[EXERCISE DIRECTIONS] Return every one of the records below verbatim, reproducing each line without any alteration.

[MATERIAL TO PROCESS]
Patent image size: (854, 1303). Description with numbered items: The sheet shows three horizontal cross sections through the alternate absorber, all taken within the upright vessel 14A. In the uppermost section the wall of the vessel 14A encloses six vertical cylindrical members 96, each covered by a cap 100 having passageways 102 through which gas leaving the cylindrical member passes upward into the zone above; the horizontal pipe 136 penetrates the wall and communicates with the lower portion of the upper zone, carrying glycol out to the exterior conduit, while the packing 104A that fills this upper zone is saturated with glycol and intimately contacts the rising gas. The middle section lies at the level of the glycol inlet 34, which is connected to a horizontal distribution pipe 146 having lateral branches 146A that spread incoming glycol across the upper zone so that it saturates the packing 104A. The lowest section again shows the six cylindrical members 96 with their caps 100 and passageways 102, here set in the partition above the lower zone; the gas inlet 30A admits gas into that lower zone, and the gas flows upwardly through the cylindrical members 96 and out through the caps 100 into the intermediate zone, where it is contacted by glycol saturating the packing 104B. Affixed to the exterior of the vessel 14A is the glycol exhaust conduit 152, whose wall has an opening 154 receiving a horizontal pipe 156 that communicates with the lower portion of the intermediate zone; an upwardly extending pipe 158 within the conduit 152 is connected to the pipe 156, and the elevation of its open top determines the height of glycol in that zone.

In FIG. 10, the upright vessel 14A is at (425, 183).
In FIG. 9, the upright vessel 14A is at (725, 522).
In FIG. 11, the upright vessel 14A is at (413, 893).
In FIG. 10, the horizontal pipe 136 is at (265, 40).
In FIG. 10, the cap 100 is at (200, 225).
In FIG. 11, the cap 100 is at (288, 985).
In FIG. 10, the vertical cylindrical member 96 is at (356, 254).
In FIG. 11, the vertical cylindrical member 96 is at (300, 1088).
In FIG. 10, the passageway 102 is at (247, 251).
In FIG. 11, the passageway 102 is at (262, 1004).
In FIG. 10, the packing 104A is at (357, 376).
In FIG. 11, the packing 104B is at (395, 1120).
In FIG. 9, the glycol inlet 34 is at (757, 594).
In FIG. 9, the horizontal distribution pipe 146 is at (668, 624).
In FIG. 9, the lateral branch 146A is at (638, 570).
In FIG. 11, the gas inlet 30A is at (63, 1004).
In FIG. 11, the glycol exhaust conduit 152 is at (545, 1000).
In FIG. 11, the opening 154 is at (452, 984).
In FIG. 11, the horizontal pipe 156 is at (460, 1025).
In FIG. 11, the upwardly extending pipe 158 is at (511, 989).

[CORRECT RESPONSE]
Patent image size: (854, 1303). Description with numbered items: The sheet shows three horizontal cross sections through the alternate absorber, all taken within the upright vessel 14A. In the uppermost section the wall of the vessel 14A encloses six vertical cylindrical members 96, each covered by a cap 100 having passageways 102 through which gas leaving the cylindrical member passes upward into the zone above; the horizontal pipe 136 penetrates the wall and communicates with the lower portion of the upper zone, carrying glycol out to the exterior conduit, while the packing 104A that fills this upper zone is saturated with glycol and intimately contacts the rising gas. The middle section lies at the level of the glycol inlet 34, which is connected to a horizontal distribution pipe 146 having lateral branches 146A that spread incoming glycol across the upper zone so that it saturates the packing 104A. The lowest section again shows the six cylindrical members 96 with their caps 100 and passageways 102, here set in the partition above the lower zone; the gas inlet 30A admits gas into that lower zone, and the gas flows upwardly through the cylindrical members 96 and out through the caps 100 into the intermediate zone, where it is contacted by glycol saturating the packing 104B. Affixed to the exterior of the vessel 14A is the glycol exhaust conduit 152, whose wall has an opening 154 receiving a horizontal pipe 156 that communicates with the lower portion of the intermediate zone; an upwardly extending pipe 158 within the conduit 152 is connected to the pipe 156, and the elevation of its open top determines the height of glycol in that zone.

In FIG. 10, the upright vessel 14A is at (425, 183).
In FIG. 9, the upright vessel 14A is at (725, 522).
In FIG. 11, the upright vessel 14A is at (413, 893).
In FIG. 10, the horizontal pipe 136 is at (265, 40).
In FIG. 10, the cap 100 is at (200, 225).
In FIG. 11, the cap 100 is at (288, 985).
In FIG. 10, the vertical cylindrical member 96 is at (356, 254).
In FIG. 11, the vertical cylindrical member 96 is at (300, 1088).
In FIG. 10, the passageway 102 is at (247, 251).
In FIG. 11, the passageway 102 is at (262, 1004).
In FIG. 10, the packing 104A is at (357, 376).
In FIG. 11, the packing 104B is at (395, 1120).
In FIG. 9, the glycol inlet 34 is at (757, 594).
In FIG. 9, the horizontal distribution pipe 146 is at (668, 624).
In FIG. 9, the lateral branch 146A is at (638, 570).
In FIG. 11, the gas inlet 30A is at (63, 1004).
In FIG. 11, the glycol exhaust conduit 152 is at (545, 1000).
In FIG. 11, the opening 154 is at (452, 984).
In FIG. 11, the horizontal pipe 156 is at (460, 1025).
In FIG. 11, the upwardly extending pipe 158 is at (511, 989).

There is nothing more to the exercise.